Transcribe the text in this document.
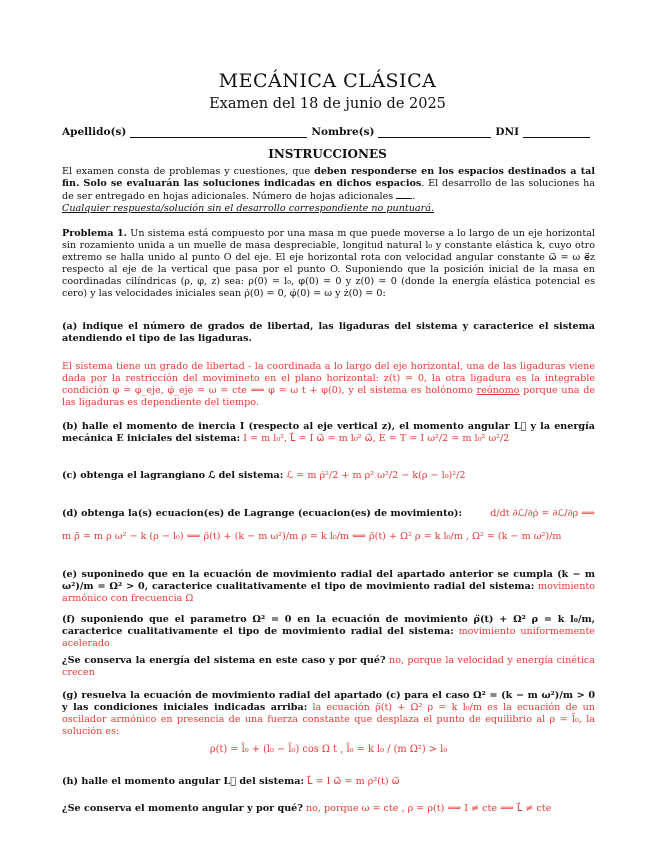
MECÁNICA CLÁSICA
Examen del 18 de junio de 2025
Apellido(s)	Nombre(s)	DNI
INSTRUCCIONES
El examen consta de problemas y cuestiones, que deben responderse en los espacios destinados a tal fin. Solo se evaluarán las soluciones indicadas en dichos espacios. El desarrollo de las soluciones ha de ser entregado en hojas adicionales. Número de hojas adicionales .
Cualquier respuesta/solución sin el desarrollo correspondiente no puntuará.
Problema 1. Un sistema está compuesto por una masa m que puede moverse a lo largo de un eje horizontal sin rozamiento unida a un muelle de masa despreciable, longitud natural l₀ y constante elástica k, cuyo otro extremo se halla unido al punto O del eje. El eje horizontal rota con velocidad angular constante ω⃗ = ω e⃗z respecto al eje de la vertical que pasa por el punto O. Suponiendo que la posición inicial de la masa en coordinadas cilíndricas (ρ, φ, z) sea: ρ(0) = l₀, φ(0) = 0 y z(0) = 0 (donde la energía elástica potencial es cero) y las velocidades iniciales sean ρ̇(0) = 0, φ̇(0) = ω y ż(0) = 0:
(a) indique el número de grados de libertad, las ligaduras del sistema y caracterice el sistema atendiendo el tipo de las ligaduras.
El sistema tiene un grado de libertad - la coordinada a lo largo del eje horizontal, una de las ligaduras viene dada por la restricción del movimineto en el plano horizontal: z(t) = 0, la otra ligadura es la integrable condición φ = φ_eje, φ̇_eje = ω = cte ⟹ φ = ω t + φ(0), y el sistema es holónomo reónomo porque una de las ligaduras es dependiente del tiempo.
(b) halle el momento de inercia I (respecto al eje vertical z), el momento angular L⃗ y la energía mecánica E iniciales del sistema: I = m l₀², L⃗ = I ω⃗ = m l₀² ω⃗, E = T = I ω²/2 = m l₀² ω²/2
(c) obtenga el lagrangiano ℒ del sistema: ℒ = m ρ̇²/2 + m ρ² ω²/2 − k(ρ − l₀)²/2
(d) obtenga la(s) ecuacion(es) de Lagrange (ecuacion(es) de movimiento):	d/dt ∂ℒ/∂ρ̇ = ∂ℒ/∂ρ ⟹
m ρ̈ = m ρ ω² − k (ρ − l₀) ⟺ ρ̈(t) + (k − m ω²)/m ρ = k l₀/m ⟺ ρ̈(t) + Ω² ρ = k l₀/m , Ω² = (k − m ω²)/m
(e) suponinedo que en la ecuación de movimiento radial del apartado anterior se cumpla (k − m ω²)/m = Ω² > 0, caracterice cualitativamente el tipo de movimiento radial del sistema: movimiento armónico con frecuencia Ω
(f) suponiendo que el parametro Ω² = 0 en la ecuación de movimiento ρ̈(t) + Ω² ρ = k l₀/m, caracterice cualitativamente el tipo de movimiento radial del sistema: movimiento uniformemente acelerado
¿Se conserva la energía del sistema en este caso y por qué? no, porque la velocidad y energía cinética crecen
(g) resuelva la ecuación de movimiento radial del apartado (c) para el caso Ω² = (k − m ω²)/m > 0 y las condiciones iniciales indicadas arriba: la ecuación ρ̈(t) + Ω² ρ = k l₀/m es la ecuación de un oscilador armónico en presencia de una fuerza constante que desplaza el punto de equilibrio al ρ = l̃₀, la solución es:
ρ(t) = l̃₀ + (l₀ − l̃₀) cos Ω t , l̃₀ = k l₀ / (m Ω²) > l₀
(h) halle el momento angular L⃗ del sistema: L⃗ = I ω⃗ = m ρ²(t) ω⃗
¿Se conserva el momento angular y por qué? no, porque ω = cte , ρ = ρ(t) ⟹ I ≠ cte ⟹ L⃗ ≠ cte
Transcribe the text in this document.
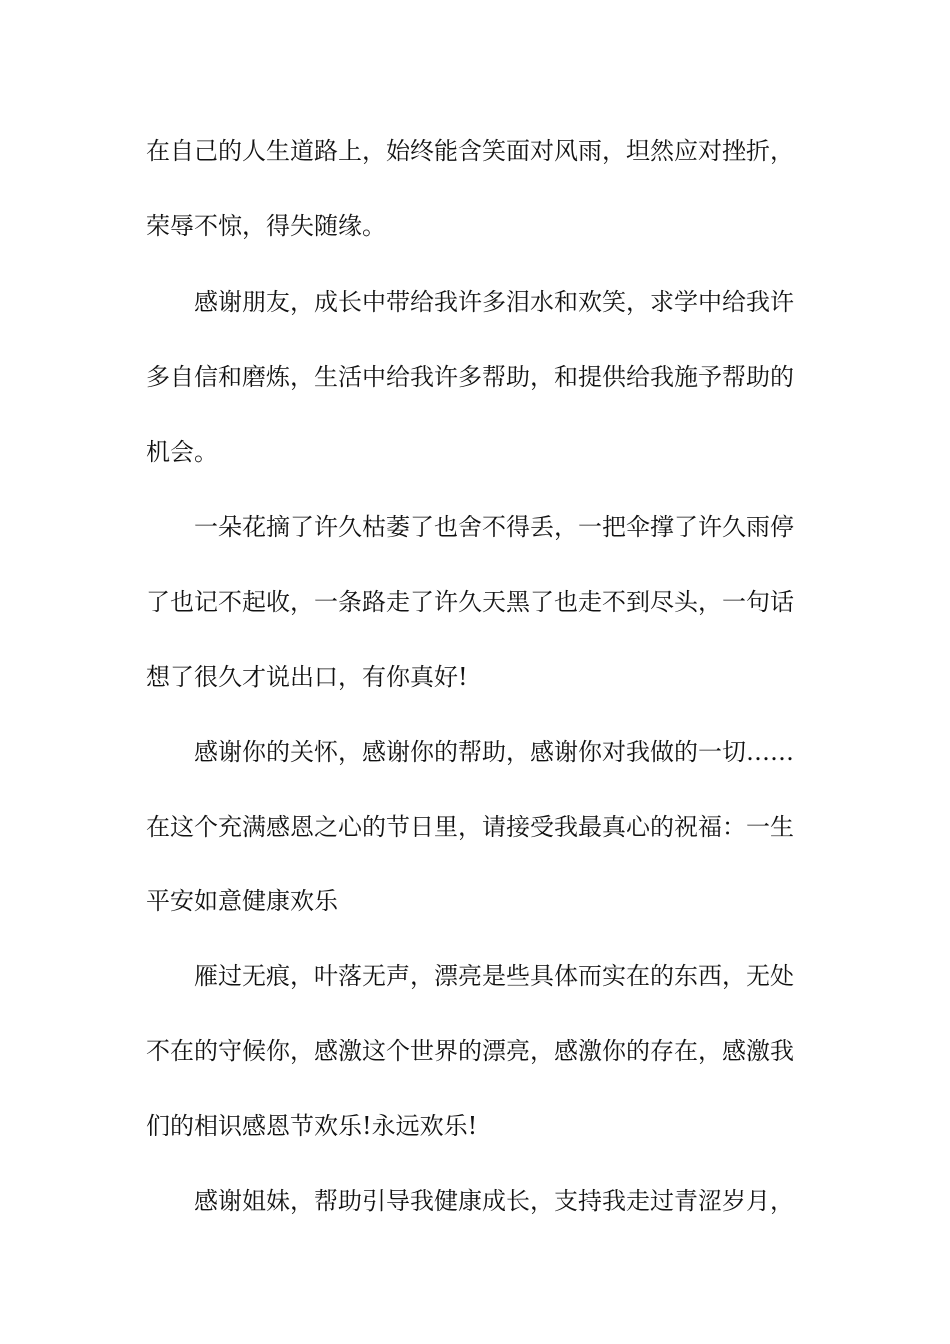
在自己的人生道路上，始终能含笑面对风雨，坦然应对挫折，
荣辱不惊，得失随缘。
感谢朋友，成长中带给我许多泪水和欢笑，求学中给我许
多自信和磨炼，生活中给我许多帮助，和提供给我施予帮助的
机会。
一朵花摘了许久枯萎了也舍不得丢，一把伞撑了许久雨停
了也记不起收，一条路走了许久天黑了也走不到尽头，一句话
想了很久才说出口，有你真好!
感谢你的关怀，感谢你的帮助，感谢你对我做的一切……
在这个充满感恩之心的节日里，请接受我最真心的祝福：一生
平安如意健康欢乐
雁过无痕，叶落无声，漂亮是些具体而实在的东西，无处
不在的守候你，感激这个世界的漂亮，感激你的存在，感激我
们的相识感恩节欢乐!永远欢乐!
感谢姐妹，帮助引导我健康成长，支持我走过青涩岁月，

——————

* **Task directions**:
Reproduce each record from above exactly; pictures do not belong in the copy.

* **Result for this exercise**:
Transcribe the text in this document.
MECÁNICA CLÁSICA
Examen del 18 de junio de 2025
Apellido(s)	Nombre(s)	DNI
INSTRUCCIONES
El examen consta de problemas y cuestiones, que deben responderse en los espacios destinados a tal fin. Solo se evaluarán las soluciones indicadas en dichos espacios. El desarrollo de las soluciones ha de ser entregado en hojas adicionales. Número de hojas adicionales .
Cualquier respuesta/solución sin el desarrollo correspondiente no puntuará.
Problema 1. Un sistema está compuesto por una masa m que puede moverse a lo largo de un eje horizontal sin rozamiento unida a un muelle de masa despreciable, longitud natural l₀ y constante elástica k, cuyo otro extremo se halla unido al punto O del eje. El eje horizontal rota con velocidad angular constante ω⃗ = ω e⃗z respecto al eje de la vertical que pasa por el punto O. Suponiendo que la posición inicial de la masa en coordinadas cilíndricas (ρ, φ, z) sea: ρ(0) = l₀, φ(0) = 0 y z(0) = 0 (donde la energía elástica potencial es cero) y las velocidades iniciales sean ρ̇(0) = 0, φ̇(0) = ω y ż(0) = 0:
(a) indique el número de grados de libertad, las ligaduras del sistema y caracterice el sistema atendiendo el tipo de las ligaduras.
El sistema tiene un grado de libertad - la coordinada a lo largo del eje horizontal, una de las ligaduras viene dada por la restricción del movimineto en el plano horizontal: z(t) = 0, la otra ligadura es la integrable condición φ = φ_eje, φ̇_eje = ω = cte ⟹ φ = ω t + φ(0), y el sistema es holónomo reónomo porque una de las ligaduras es dependiente del tiempo.
(b) halle el momento de inercia I (respecto al eje vertical z), el momento angular L⃗ y la energía mecánica E iniciales del sistema: I = m l₀², L⃗ = I ω⃗ = m l₀² ω⃗, E = T = I ω²/2 = m l₀² ω²/2
(c) obtenga el lagrangiano ℒ del sistema: ℒ = m ρ̇²/2 + m ρ² ω²/2 − k(ρ − l₀)²/2
(d) obtenga la(s) ecuacion(es) de Lagrange (ecuacion(es) de movimiento):	d/dt ∂ℒ/∂ρ̇ = ∂ℒ/∂ρ ⟹
m ρ̈ = m ρ ω² − k (ρ − l₀) ⟺ ρ̈(t) + (k − m ω²)/m ρ = k l₀/m ⟺ ρ̈(t) + Ω² ρ = k l₀/m , Ω² = (k − m ω²)/m
(e) suponinedo que en la ecuación de movimiento radial del apartado anterior se cumpla (k − m ω²)/m = Ω² > 0, caracterice cualitativamente el tipo de movimiento radial del sistema: movimiento armónico con frecuencia Ω
(f) suponiendo que el parametro Ω² = 0 en la ecuación de movimiento ρ̈(t) + Ω² ρ = k l₀/m, caracterice cualitativamente el tipo de movimiento radial del sistema: movimiento uniformemente acelerado
¿Se conserva la energía del sistema en este caso y por qué? no, porque la velocidad y energía cinética crecen
(g) resuelva la ecuación de movimiento radial del apartado (c) para el caso Ω² = (k − m ω²)/m > 0 y las condiciones iniciales indicadas arriba: la ecuación ρ̈(t) + Ω² ρ = k l₀/m es la ecuación de un oscilador armónico en presencia de una fuerza constante que desplaza el punto de equilibrio al ρ = l̃₀, la solución es:
ρ(t) = l̃₀ + (l₀ − l̃₀) cos Ω t , l̃₀ = k l₀ / (m Ω²) > l₀
(h) halle el momento angular L⃗ del sistema: L⃗ = I ω⃗ = m ρ²(t) ω⃗
¿Se conserva el momento angular y por qué? no, porque ω = cte , ρ = ρ(t) ⟹ I ≠ cte ⟹ L⃗ ≠ cte
Transcribe the text in this document.
在自己的人生道路上，始终能含笑面对风雨，坦然应对挫折，
荣辱不惊，得失随缘。
感谢朋友，成长中带给我许多泪水和欢笑，求学中给我许
多自信和磨炼，生活中给我许多帮助，和提供给我施予帮助的
机会。
一朵花摘了许久枯萎了也舍不得丢，一把伞撑了许久雨停
了也记不起收，一条路走了许久天黑了也走不到尽头，一句话
想了很久才说出口，有你真好!
感谢你的关怀，感谢你的帮助，感谢你对我做的一切……
在这个充满感恩之心的节日里，请接受我最真心的祝福：一生
平安如意健康欢乐
雁过无痕，叶落无声，漂亮是些具体而实在的东西，无处
不在的守候你，感激这个世界的漂亮，感激你的存在，感激我
们的相识感恩节欢乐!永远欢乐!
感谢姐妹，帮助引导我健康成长，支持我走过青涩岁月，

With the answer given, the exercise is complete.